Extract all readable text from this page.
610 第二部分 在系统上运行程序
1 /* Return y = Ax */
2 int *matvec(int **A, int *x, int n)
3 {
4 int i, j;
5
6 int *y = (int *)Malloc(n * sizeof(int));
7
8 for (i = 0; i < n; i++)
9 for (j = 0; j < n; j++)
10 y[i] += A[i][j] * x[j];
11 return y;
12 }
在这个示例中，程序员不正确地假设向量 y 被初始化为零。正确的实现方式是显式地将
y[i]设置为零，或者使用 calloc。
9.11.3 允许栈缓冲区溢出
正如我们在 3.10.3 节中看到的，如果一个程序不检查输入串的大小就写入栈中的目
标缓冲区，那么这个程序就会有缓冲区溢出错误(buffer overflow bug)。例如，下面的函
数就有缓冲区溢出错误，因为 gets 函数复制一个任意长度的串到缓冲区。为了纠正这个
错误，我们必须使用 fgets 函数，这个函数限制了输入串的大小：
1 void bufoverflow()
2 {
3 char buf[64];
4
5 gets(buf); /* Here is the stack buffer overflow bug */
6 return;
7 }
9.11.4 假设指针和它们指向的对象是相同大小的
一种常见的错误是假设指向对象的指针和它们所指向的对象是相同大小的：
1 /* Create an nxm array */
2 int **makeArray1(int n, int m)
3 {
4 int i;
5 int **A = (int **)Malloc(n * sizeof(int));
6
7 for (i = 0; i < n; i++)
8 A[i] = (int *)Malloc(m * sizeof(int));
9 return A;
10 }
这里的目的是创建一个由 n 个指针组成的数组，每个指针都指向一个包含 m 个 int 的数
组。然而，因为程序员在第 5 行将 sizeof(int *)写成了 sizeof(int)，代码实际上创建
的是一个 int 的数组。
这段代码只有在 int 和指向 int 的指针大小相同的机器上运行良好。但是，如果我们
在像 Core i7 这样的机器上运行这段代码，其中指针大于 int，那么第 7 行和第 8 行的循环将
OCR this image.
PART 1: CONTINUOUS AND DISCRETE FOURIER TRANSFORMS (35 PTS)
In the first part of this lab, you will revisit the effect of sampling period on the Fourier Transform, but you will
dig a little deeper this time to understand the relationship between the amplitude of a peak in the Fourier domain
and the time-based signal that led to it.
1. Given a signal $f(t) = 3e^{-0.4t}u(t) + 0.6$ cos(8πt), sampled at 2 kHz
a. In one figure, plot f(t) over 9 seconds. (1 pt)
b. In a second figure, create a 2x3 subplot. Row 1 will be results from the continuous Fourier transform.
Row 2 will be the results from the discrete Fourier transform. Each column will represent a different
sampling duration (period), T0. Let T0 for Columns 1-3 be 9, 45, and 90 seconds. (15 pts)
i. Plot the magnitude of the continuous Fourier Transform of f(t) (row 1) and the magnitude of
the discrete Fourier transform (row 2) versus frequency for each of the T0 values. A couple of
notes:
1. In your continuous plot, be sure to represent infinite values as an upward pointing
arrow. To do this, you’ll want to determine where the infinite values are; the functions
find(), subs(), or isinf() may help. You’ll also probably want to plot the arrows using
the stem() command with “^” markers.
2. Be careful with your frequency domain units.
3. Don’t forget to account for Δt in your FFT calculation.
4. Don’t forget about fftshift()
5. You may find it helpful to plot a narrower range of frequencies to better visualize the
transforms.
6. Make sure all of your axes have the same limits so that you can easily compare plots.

________________________________________

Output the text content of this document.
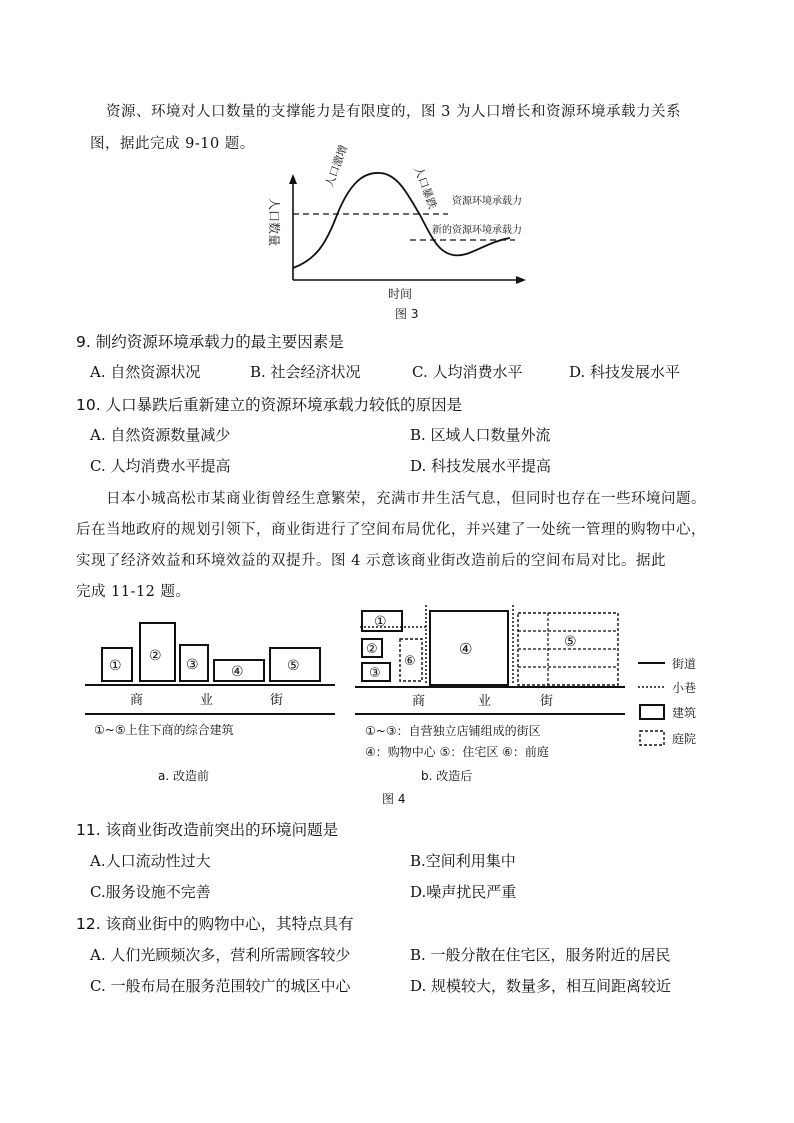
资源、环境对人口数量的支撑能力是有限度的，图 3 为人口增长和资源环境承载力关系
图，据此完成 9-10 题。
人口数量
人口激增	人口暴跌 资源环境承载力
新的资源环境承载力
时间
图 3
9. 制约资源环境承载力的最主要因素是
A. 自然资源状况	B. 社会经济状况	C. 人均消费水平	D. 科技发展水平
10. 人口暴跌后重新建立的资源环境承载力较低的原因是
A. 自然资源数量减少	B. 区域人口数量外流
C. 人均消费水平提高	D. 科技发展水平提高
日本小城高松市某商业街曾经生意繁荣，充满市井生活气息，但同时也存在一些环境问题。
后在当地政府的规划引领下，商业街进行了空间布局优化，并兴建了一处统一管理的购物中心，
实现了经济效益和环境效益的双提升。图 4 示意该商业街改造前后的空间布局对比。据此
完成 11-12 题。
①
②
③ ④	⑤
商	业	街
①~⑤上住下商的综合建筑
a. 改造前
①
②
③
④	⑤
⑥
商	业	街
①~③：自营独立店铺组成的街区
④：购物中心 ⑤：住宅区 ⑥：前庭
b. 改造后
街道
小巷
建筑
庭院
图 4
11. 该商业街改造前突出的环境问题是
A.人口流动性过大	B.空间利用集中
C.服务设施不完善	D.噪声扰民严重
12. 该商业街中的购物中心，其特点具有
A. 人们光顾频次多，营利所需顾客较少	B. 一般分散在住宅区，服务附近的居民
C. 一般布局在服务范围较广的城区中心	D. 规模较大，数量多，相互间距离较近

________________________________________

**WHAT NEEDS TO BE DONE**
Answer with a single number: the count of lines holding the word "this".

**COMPLETED TASK**
6